>> start Stored rows

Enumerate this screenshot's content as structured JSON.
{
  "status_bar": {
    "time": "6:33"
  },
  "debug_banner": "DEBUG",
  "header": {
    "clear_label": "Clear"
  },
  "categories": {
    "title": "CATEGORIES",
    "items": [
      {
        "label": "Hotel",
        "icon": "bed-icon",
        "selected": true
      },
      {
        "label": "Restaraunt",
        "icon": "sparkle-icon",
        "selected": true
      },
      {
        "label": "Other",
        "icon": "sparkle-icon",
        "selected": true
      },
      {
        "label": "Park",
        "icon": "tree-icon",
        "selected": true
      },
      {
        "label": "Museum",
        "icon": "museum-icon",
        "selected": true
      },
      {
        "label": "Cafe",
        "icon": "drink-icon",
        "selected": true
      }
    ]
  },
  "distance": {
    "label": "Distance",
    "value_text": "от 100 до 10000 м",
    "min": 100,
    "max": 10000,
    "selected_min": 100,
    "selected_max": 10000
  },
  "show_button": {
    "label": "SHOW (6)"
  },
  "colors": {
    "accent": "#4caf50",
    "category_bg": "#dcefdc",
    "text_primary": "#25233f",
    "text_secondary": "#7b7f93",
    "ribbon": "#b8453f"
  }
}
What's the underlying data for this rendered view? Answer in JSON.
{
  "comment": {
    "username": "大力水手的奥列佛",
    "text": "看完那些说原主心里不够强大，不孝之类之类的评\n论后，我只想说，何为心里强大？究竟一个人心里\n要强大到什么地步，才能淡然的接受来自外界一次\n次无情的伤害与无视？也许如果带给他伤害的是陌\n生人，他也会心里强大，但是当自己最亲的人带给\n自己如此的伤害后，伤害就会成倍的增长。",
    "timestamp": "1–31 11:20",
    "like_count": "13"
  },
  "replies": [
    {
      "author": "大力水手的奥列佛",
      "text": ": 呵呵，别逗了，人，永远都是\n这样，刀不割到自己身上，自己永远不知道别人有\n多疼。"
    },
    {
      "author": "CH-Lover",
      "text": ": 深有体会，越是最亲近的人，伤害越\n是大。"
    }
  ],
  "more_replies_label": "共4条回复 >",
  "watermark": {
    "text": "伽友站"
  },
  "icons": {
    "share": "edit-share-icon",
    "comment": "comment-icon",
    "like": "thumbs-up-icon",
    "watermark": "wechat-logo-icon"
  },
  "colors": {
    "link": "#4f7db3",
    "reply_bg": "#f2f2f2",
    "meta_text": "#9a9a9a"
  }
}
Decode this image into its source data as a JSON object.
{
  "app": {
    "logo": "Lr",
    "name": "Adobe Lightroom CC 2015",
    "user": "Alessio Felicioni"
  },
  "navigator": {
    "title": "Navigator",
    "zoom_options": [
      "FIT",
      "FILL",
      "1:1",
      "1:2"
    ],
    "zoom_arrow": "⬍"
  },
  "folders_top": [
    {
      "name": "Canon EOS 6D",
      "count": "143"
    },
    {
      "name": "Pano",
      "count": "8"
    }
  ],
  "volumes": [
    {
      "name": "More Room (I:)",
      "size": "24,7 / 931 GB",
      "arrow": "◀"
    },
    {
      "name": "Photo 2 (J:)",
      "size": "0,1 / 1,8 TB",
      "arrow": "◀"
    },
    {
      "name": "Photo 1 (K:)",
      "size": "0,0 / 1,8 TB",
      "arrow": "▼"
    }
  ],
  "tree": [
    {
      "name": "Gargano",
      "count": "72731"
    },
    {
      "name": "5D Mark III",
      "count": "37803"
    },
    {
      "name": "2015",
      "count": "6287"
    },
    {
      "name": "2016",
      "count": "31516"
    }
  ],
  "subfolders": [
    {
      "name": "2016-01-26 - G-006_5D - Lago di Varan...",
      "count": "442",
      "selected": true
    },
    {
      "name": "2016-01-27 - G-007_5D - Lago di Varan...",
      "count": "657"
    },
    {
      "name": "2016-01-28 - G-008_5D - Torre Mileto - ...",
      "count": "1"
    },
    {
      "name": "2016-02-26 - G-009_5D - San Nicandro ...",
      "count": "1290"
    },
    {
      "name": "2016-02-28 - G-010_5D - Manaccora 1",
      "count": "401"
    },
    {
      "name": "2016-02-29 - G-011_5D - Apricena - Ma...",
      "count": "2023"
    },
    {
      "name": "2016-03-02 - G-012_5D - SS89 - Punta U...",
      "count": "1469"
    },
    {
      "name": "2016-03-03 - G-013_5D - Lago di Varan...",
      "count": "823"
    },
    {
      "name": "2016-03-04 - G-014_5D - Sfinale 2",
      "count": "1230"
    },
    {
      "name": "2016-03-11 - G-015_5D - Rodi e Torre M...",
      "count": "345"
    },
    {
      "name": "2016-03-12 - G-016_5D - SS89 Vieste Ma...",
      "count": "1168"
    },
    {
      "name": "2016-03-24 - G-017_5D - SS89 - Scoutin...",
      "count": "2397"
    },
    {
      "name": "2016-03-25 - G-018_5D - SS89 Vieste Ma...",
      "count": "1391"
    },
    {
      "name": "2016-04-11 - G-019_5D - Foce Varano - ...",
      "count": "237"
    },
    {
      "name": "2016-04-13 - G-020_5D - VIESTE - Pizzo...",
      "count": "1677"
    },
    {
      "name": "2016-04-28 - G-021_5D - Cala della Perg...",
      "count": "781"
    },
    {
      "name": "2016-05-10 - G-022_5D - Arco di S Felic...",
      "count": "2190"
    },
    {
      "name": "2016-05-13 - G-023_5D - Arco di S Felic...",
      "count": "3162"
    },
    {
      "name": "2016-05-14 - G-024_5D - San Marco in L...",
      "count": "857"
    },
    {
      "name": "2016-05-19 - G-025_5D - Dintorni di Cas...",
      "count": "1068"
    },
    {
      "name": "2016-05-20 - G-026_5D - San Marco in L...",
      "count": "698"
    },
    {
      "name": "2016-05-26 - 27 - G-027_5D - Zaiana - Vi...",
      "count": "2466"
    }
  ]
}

>> end Stored rows

Copy each line that contains the word "this".

Enumerate this screenshot's content as structured JSON.
What's the underlying data for this rendered view? Answer in JSON.
Decode this image into its source data as a JSON object.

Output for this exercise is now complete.